**EXERCISE REQUIREMENTS**
Every line below that mentions the word "amantes" should be copied out.

**INPUT RECORDS**
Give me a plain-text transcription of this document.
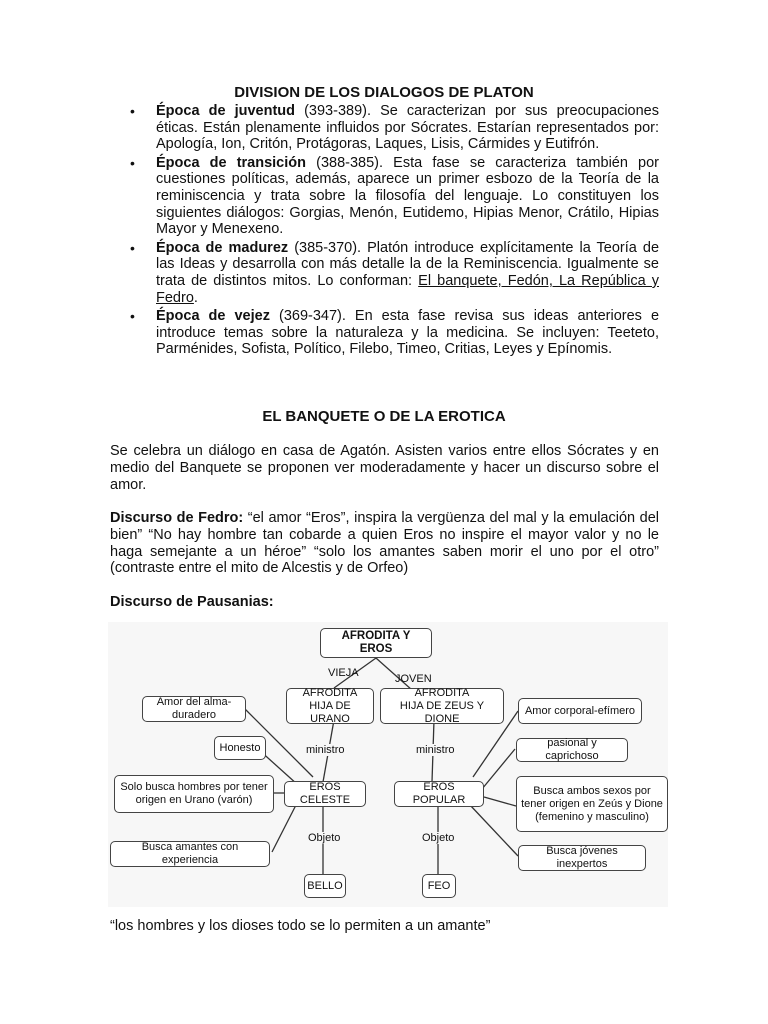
DIVISION DE LOS DIALOGOS DE PLATON
• Época de juventud (393-389). Se caracterizan por sus preocupaciones éticas. Están plenamente influidos por Sócrates. Estarían representados por: Apología, Ion, Critón, Protágoras, Laques, Lisis, Cármides y Eutifrón.
• Época de transición (388-385). Esta fase se caracteriza también por cuestiones políticas, además, aparece un primer esbozo de la Teoría de la reminiscencia y trata sobre la filosofía del lenguaje. Lo constituyen los siguientes diálogos: Gorgias, Menón, Eutidemo, Hipias Menor, Crátilo, Hipias Mayor y Menexeno.
• Época de madurez (385-370). Platón introduce explícitamente la Teoría de las Ideas y desarrolla con más detalle la de la Reminiscencia. Igualmente se trata de distintos mitos. Lo conforman: El banquete, Fedón, La República y Fedro.
• Época de vejez (369-347). En esta fase revisa sus ideas anteriores e introduce temas sobre la naturaleza y la medicina. Se incluyen: Teeteto, Parménides, Sofista, Político, Filebo, Timeo, Critias, Leyes y Epínomis.
EL BANQUETE O DE LA EROTICA

Se celebra un diálogo en casa de Agatón. Asisten varios entre ellos Sócrates y en medio del Banquete se proponen ver moderadamente y hacer un discurso sobre el amor.

Discurso de Fedro: “el amor “Eros”, inspira la vergüenza del mal y la emulación del bien” “No hay hombre tan cobarde a quien Eros no inspire el mayor valor y no le haga semejante a un héroe” “solo los amantes saben morir el uno por el otro” (contraste entre el mito de Alcestis y de Orfeo)

Discurso de Pausanias:

AFRODITA Y EROS
VIEJA	JOVEN
AFRODITA
HIJA DE URANO
AFRODITA
HIJA DE ZEUS Y DIONE
ministro	ministro
EROS CELESTE
EROS POPULAR
Objeto	Objeto
BELLO	FEO
Amor del alma-duradero
Honesto
Solo busca hombres por tener origen en Urano (varón)
Busca amantes con experiencia
Amor corporal-efímero
pasional y caprichoso
Busca ambos sexos por tener origen en Zeús y Dione (femenino y masculino)
Busca jóvenes inexpertos
“los hombres y los dioses todo se lo permiten a un amante”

**EXPECTED ANSWER**
Discurso de Fedro: “el amor “Eros”, inspira la vergüenza del mal y la emulación del bien” “No hay hombre tan cobarde a quien Eros no inspire el mayor valor y no le haga semejante a un héroe” “solo los amantes saben morir el uno por el otro” (contraste entre el mito de Alcestis y de Orfeo)
Busca amantes con experiencia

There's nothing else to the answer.